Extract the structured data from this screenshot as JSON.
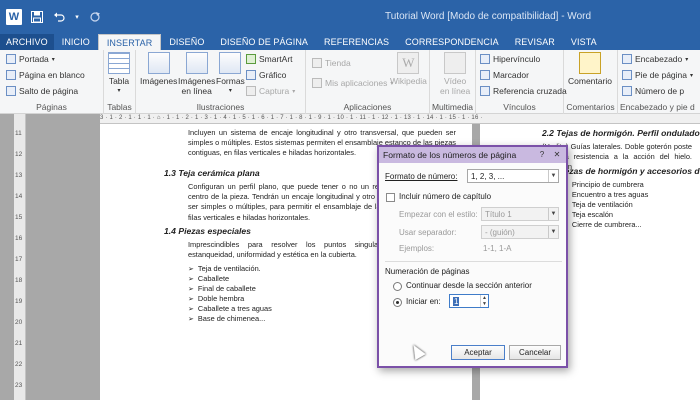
{
  "window": {
    "title": "Tutorial Word [Modo de compatibilidad] - Word"
  },
  "quick_access": {
    "icons": [
      "word-logo",
      "save-icon",
      "undo-icon",
      "undo-dropdown-icon",
      "redo-icon"
    ]
  },
  "tabs": [
    {
      "label": "ARCHIVO"
    },
    {
      "label": "INICIO"
    },
    {
      "label": "INSERTAR"
    },
    {
      "label": "DISEÑO"
    },
    {
      "label": "DISEÑO DE PÁGINA"
    },
    {
      "label": "REFERENCIAS"
    },
    {
      "label": "CORRESPONDENCIA"
    },
    {
      "label": "REVISAR"
    },
    {
      "label": "VISTA"
    }
  ],
  "ribbon": {
    "paginas": {
      "label": "Páginas",
      "portada": "Portada",
      "pagina_en_blanco": "Página en blanco",
      "salto_de_pagina": "Salto de página"
    },
    "tablas": {
      "label": "Tablas",
      "tabla": "Tabla"
    },
    "ilustraciones": {
      "label": "Ilustraciones",
      "imagenes": "Imágenes",
      "imagenes_en_linea_1": "Imágenes",
      "imagenes_en_linea_2": "en línea",
      "formas": "Formas",
      "smartart": "SmartArt",
      "grafico": "Gráfico",
      "captura": "Captura"
    },
    "aplicaciones": {
      "label": "Aplicaciones",
      "tienda": "Tienda",
      "mis_aplicaciones": "Mis aplicaciones",
      "wikipedia": "Wikipedia"
    },
    "multimedia": {
      "label": "Multimedia",
      "video_1": "Vídeo",
      "video_2": "en línea"
    },
    "vinculos": {
      "label": "Vínculos",
      "hipervinculo": "Hipervínculo",
      "marcador": "Marcador",
      "referencia_cruzada": "Referencia cruzada"
    },
    "comentarios": {
      "label": "Comentarios",
      "comentario": "Comentario"
    },
    "encabezado_pie": {
      "label": "Encabezado y pie d",
      "encabezado": "Encabezado",
      "pie_de_pagina": "Pie de página",
      "numero_de_pagina": "Número de p"
    }
  },
  "ruler": {
    "horizontal_ticks": "3 · 1 · 2 · 1 · 1 · 1 · ⌂ · 1 · 1 · 2 · 1 · 3 · 1 · 4 · 1 · 5 · 1 · 6 · 1 · 7 · 1 · 8 · 1 · 9 · 1 · 10 · 1 · 11 · 1 · 12 · 1 · 13 · 1 · 14 · 1 · 15 · 1 · 16 ·",
    "vertical_ticks": [
      "11",
      "12",
      "13",
      "14",
      "15",
      "16",
      "17",
      "18",
      "19",
      "20",
      "21",
      "22",
      "23"
    ]
  },
  "document": {
    "page1": {
      "intro": "Incluyen un sistema de encaje longitudinal y otro transversal, que pueden ser simples o múltiples. Estos sistemas permiten el ensamblaje estanco de las piezas contiguas, en filas verticales e hiladas horizontales.",
      "h13": "1.3 Teja cerámica plana",
      "p13": "Configuran un perfil plano, que puede tener o no un resalte longitudinal en el centro de la pieza. Tendrán un encaje longitudinal y otro transversal, que podrán ser simples o múltiples, para permitir el ensamblaje de las piezas contiguas, en filas verticales e hiladas horizontales.",
      "h14": "1.4 Piezas especiales",
      "p14": "Imprescindibles para resolver los puntos singulares, garantizando la estanqueidad, uniformidad y estética en la cubierta.",
      "bullets": [
        "Teja de ventilación.",
        "Caballete",
        "Final de caballete",
        "Doble hembra",
        "Caballete a tres aguas",
        "Base de chimenea..."
      ]
    },
    "page2": {
      "h22": "2.2 Tejas de hormigón. Perfil ondulado",
      "p22": "(Uralita)  Guías laterales. Doble goterón poste Elevada resistencia a la acción del hielo. Totalmen",
      "h23": "2.3 Piezas de hormigón y accesorios de",
      "bullets": [
        "Principio de cumbrera",
        "Encuentro a tres aguas",
        "Teja de ventilación",
        "Teja escalón",
        "Cierre de cumbrera..."
      ]
    }
  },
  "dialog": {
    "title": "Formato de los números de página",
    "help": "?",
    "close": "✕",
    "formato_label": "Formato de número:",
    "formato_value": "1, 2, 3, ...",
    "incluir_capitulo": "Incluir número de capítulo",
    "empezar_label": "Empezar con el estilo:",
    "empezar_value": "Título 1",
    "separador_label": "Usar separador:",
    "separador_value": "-    (guión)",
    "ejemplos_label": "Ejemplos:",
    "ejemplos_value": "1-1, 1-A",
    "numeracion_label": "Numeración de páginas",
    "continuar": "Continuar desde la sección anterior",
    "iniciar_en": "Iniciar en:",
    "iniciar_value": "1",
    "aceptar": "Aceptar",
    "cancelar": "Cancelar"
  }
}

- Task goal
Each entry is to be written out again word for word, and any pictures are to be omitted.

- Response to the task
Extract the structured data from this screenshot as JSON.
{
  "window": {
    "title": "Tutorial Word [Modo de compatibilidad] - Word"
  },
  "quick_access": {
    "icons": [
      "word-logo",
      "save-icon",
      "undo-icon",
      "undo-dropdown-icon",
      "redo-icon"
    ]
  },
  "tabs": [
    {
      "label": "ARCHIVO"
    },
    {
      "label": "INICIO"
    },
    {
      "label": "INSERTAR"
    },
    {
      "label": "DISEÑO"
    },
    {
      "label": "DISEÑO DE PÁGINA"
    },
    {
      "label": "REFERENCIAS"
    },
    {
      "label": "CORRESPONDENCIA"
    },
    {
      "label": "REVISAR"
    },
    {
      "label": "VISTA"
    }
  ],
  "ribbon": {
    "paginas": {
      "label": "Páginas",
      "portada": "Portada",
      "pagina_en_blanco": "Página en blanco",
      "salto_de_pagina": "Salto de página"
    },
    "tablas": {
      "label": "Tablas",
      "tabla": "Tabla"
    },
    "ilustraciones": {
      "label": "Ilustraciones",
      "imagenes": "Imágenes",
      "imagenes_en_linea_1": "Imágenes",
      "imagenes_en_linea_2": "en línea",
      "formas": "Formas",
      "smartart": "SmartArt",
      "grafico": "Gráfico",
      "captura": "Captura"
    },
    "aplicaciones": {
      "label": "Aplicaciones",
      "tienda": "Tienda",
      "mis_aplicaciones": "Mis aplicaciones",
      "wikipedia": "Wikipedia"
    },
    "multimedia": {
      "label": "Multimedia",
      "video_1": "Vídeo",
      "video_2": "en línea"
    },
    "vinculos": {
      "label": "Vínculos",
      "hipervinculo": "Hipervínculo",
      "marcador": "Marcador",
      "referencia_cruzada": "Referencia cruzada"
    },
    "comentarios": {
      "label": "Comentarios",
      "comentario": "Comentario"
    },
    "encabezado_pie": {
      "label": "Encabezado y pie d",
      "encabezado": "Encabezado",
      "pie_de_pagina": "Pie de página",
      "numero_de_pagina": "Número de p"
    }
  },
  "ruler": {
    "horizontal_ticks": "3 · 1 · 2 · 1 · 1 · 1 · ⌂ · 1 · 1 · 2 · 1 · 3 · 1 · 4 · 1 · 5 · 1 · 6 · 1 · 7 · 1 · 8 · 1 · 9 · 1 · 10 · 1 · 11 · 1 · 12 · 1 · 13 · 1 · 14 · 1 · 15 · 1 · 16 ·",
    "vertical_ticks": [
      "11",
      "12",
      "13",
      "14",
      "15",
      "16",
      "17",
      "18",
      "19",
      "20",
      "21",
      "22",
      "23"
    ]
  },
  "document": {
    "page1": {
      "intro": "Incluyen un sistema de encaje longitudinal y otro transversal, que pueden ser simples o múltiples. Estos sistemas permiten el ensamblaje estanco de las piezas contiguas, en filas verticales e hiladas horizontales.",
      "h13": "1.3 Teja cerámica plana",
      "p13": "Configuran un perfil plano, que puede tener o no un resalte longitudinal en el centro de la pieza. Tendrán un encaje longitudinal y otro transversal, que podrán ser simples o múltiples, para permitir el ensamblaje de las piezas contiguas, en filas verticales e hiladas horizontales.",
      "h14": "1.4 Piezas especiales",
      "p14": "Imprescindibles para resolver los puntos singulares, garantizando la estanqueidad, uniformidad y estética en la cubierta.",
      "bullets": [
        "Teja de ventilación.",
        "Caballete",
        "Final de caballete",
        "Doble hembra",
        "Caballete a tres aguas",
        "Base de chimenea..."
      ]
    },
    "page2": {
      "h22": "2.2 Tejas de hormigón. Perfil ondulado",
      "p22": "(Uralita)  Guías laterales. Doble goterón poste Elevada resistencia a la acción del hielo. Totalmen",
      "h23": "2.3 Piezas de hormigón y accesorios de",
      "bullets": [
        "Principio de cumbrera",
        "Encuentro a tres aguas",
        "Teja de ventilación",
        "Teja escalón",
        "Cierre de cumbrera..."
      ]
    }
  },
  "dialog": {
    "title": "Formato de los números de página",
    "help": "?",
    "close": "✕",
    "formato_label": "Formato de número:",
    "formato_value": "1, 2, 3, ...",
    "incluir_capitulo": "Incluir número de capítulo",
    "empezar_label": "Empezar con el estilo:",
    "empezar_value": "Título 1",
    "separador_label": "Usar separador:",
    "separador_value": "-    (guión)",
    "ejemplos_label": "Ejemplos:",
    "ejemplos_value": "1-1, 1-A",
    "numeracion_label": "Numeración de páginas",
    "continuar": "Continuar desde la sección anterior",
    "iniciar_en": "Iniciar en:",
    "iniciar_value": "1",
    "aceptar": "Aceptar",
    "cancelar": "Cancelar"
  }
}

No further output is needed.